* [Problem description]
Copy out every line of the data exactly.

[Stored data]
* Start *
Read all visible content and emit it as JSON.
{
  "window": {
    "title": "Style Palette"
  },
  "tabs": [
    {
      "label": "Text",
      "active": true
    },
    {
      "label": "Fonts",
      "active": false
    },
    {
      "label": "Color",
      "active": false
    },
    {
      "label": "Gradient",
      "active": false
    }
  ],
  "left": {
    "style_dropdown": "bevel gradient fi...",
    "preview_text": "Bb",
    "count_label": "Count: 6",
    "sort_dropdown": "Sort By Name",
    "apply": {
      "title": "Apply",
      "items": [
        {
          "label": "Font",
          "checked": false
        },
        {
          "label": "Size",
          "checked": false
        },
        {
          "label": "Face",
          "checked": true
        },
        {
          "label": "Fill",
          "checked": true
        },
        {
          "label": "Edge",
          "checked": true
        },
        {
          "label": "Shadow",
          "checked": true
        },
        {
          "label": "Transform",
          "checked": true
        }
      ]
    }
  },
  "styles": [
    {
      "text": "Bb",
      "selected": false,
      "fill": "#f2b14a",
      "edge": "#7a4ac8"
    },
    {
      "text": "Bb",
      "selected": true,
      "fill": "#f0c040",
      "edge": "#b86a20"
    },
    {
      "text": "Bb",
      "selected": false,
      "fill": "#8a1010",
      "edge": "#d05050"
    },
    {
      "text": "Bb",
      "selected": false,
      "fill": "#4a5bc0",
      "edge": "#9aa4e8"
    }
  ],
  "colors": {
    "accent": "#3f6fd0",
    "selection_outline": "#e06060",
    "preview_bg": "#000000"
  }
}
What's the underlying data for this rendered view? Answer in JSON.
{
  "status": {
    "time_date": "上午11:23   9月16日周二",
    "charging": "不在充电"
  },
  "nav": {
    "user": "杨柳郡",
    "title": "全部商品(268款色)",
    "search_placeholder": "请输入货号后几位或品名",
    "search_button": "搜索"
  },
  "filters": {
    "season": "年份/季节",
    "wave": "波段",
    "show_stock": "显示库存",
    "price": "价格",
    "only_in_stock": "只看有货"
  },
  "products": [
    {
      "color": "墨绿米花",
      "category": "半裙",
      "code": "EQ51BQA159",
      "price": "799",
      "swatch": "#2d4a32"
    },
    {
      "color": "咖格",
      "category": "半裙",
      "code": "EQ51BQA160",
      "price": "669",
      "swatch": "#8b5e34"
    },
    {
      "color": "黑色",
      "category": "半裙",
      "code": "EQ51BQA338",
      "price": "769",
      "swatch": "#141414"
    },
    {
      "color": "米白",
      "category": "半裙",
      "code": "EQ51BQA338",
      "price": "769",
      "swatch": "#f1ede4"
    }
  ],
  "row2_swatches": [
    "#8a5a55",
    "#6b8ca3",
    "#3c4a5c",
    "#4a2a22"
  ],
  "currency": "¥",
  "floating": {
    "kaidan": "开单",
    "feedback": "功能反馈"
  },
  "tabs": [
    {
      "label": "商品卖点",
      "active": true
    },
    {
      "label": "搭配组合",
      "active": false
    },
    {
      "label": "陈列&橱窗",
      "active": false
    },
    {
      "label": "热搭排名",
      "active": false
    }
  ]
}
* End *
* [Problem solution]
Read all visible content and emit it as JSON.
{
  "window": {
    "title": "Style Palette"
  },
  "tabs": [
    {
      "label": "Text",
      "active": true
    },
    {
      "label": "Fonts",
      "active": false
    },
    {
      "label": "Color",
      "active": false
    },
    {
      "label": "Gradient",
      "active": false
    }
  ],
  "left": {
    "style_dropdown": "bevel gradient fi...",
    "preview_text": "Bb",
    "count_label": "Count: 6",
    "sort_dropdown": "Sort By Name",
    "apply": {
      "title": "Apply",
      "items": [
        {
          "label": "Font",
          "checked": false
        },
        {
          "label": "Size",
          "checked": false
        },
        {
          "label": "Face",
          "checked": true
        },
        {
          "label": "Fill",
          "checked": true
        },
        {
          "label": "Edge",
          "checked": true
        },
        {
          "label": "Shadow",
          "checked": true
        },
        {
          "label": "Transform",
          "checked": true
        }
      ]
    }
  },
  "styles": [
    {
      "text": "Bb",
      "selected": false,
      "fill": "#f2b14a",
      "edge": "#7a4ac8"
    },
    {
      "text": "Bb",
      "selected": true,
      "fill": "#f0c040",
      "edge": "#b86a20"
    },
    {
      "text": "Bb",
      "selected": false,
      "fill": "#8a1010",
      "edge": "#d05050"
    },
    {
      "text": "Bb",
      "selected": false,
      "fill": "#4a5bc0",
      "edge": "#9aa4e8"
    }
  ],
  "colors": {
    "accent": "#3f6fd0",
    "selection_outline": "#e06060",
    "preview_bg": "#000000"
  }
}
What's the underlying data for this rendered view? Answer in JSON.
{
  "status": {
    "time_date": "上午11:23   9月16日周二",
    "charging": "不在充电"
  },
  "nav": {
    "user": "杨柳郡",
    "title": "全部商品(268款色)",
    "search_placeholder": "请输入货号后几位或品名",
    "search_button": "搜索"
  },
  "filters": {
    "season": "年份/季节",
    "wave": "波段",
    "show_stock": "显示库存",
    "price": "价格",
    "only_in_stock": "只看有货"
  },
  "products": [
    {
      "color": "墨绿米花",
      "category": "半裙",
      "code": "EQ51BQA159",
      "price": "799",
      "swatch": "#2d4a32"
    },
    {
      "color": "咖格",
      "category": "半裙",
      "code": "EQ51BQA160",
      "price": "669",
      "swatch": "#8b5e34"
    },
    {
      "color": "黑色",
      "category": "半裙",
      "code": "EQ51BQA338",
      "price": "769",
      "swatch": "#141414"
    },
    {
      "color": "米白",
      "category": "半裙",
      "code": "EQ51BQA338",
      "price": "769",
      "swatch": "#f1ede4"
    }
  ],
  "row2_swatches": [
    "#8a5a55",
    "#6b8ca3",
    "#3c4a5c",
    "#4a2a22"
  ],
  "currency": "¥",
  "floating": {
    "kaidan": "开单",
    "feedback": "功能反馈"
  },
  "tabs": [
    {
      "label": "商品卖点",
      "active": true
    },
    {
      "label": "搭配组合",
      "active": false
    },
    {
      "label": "陈列&橱窗",
      "active": false
    },
    {
      "label": "热搭排名",
      "active": false
    }
  ]
}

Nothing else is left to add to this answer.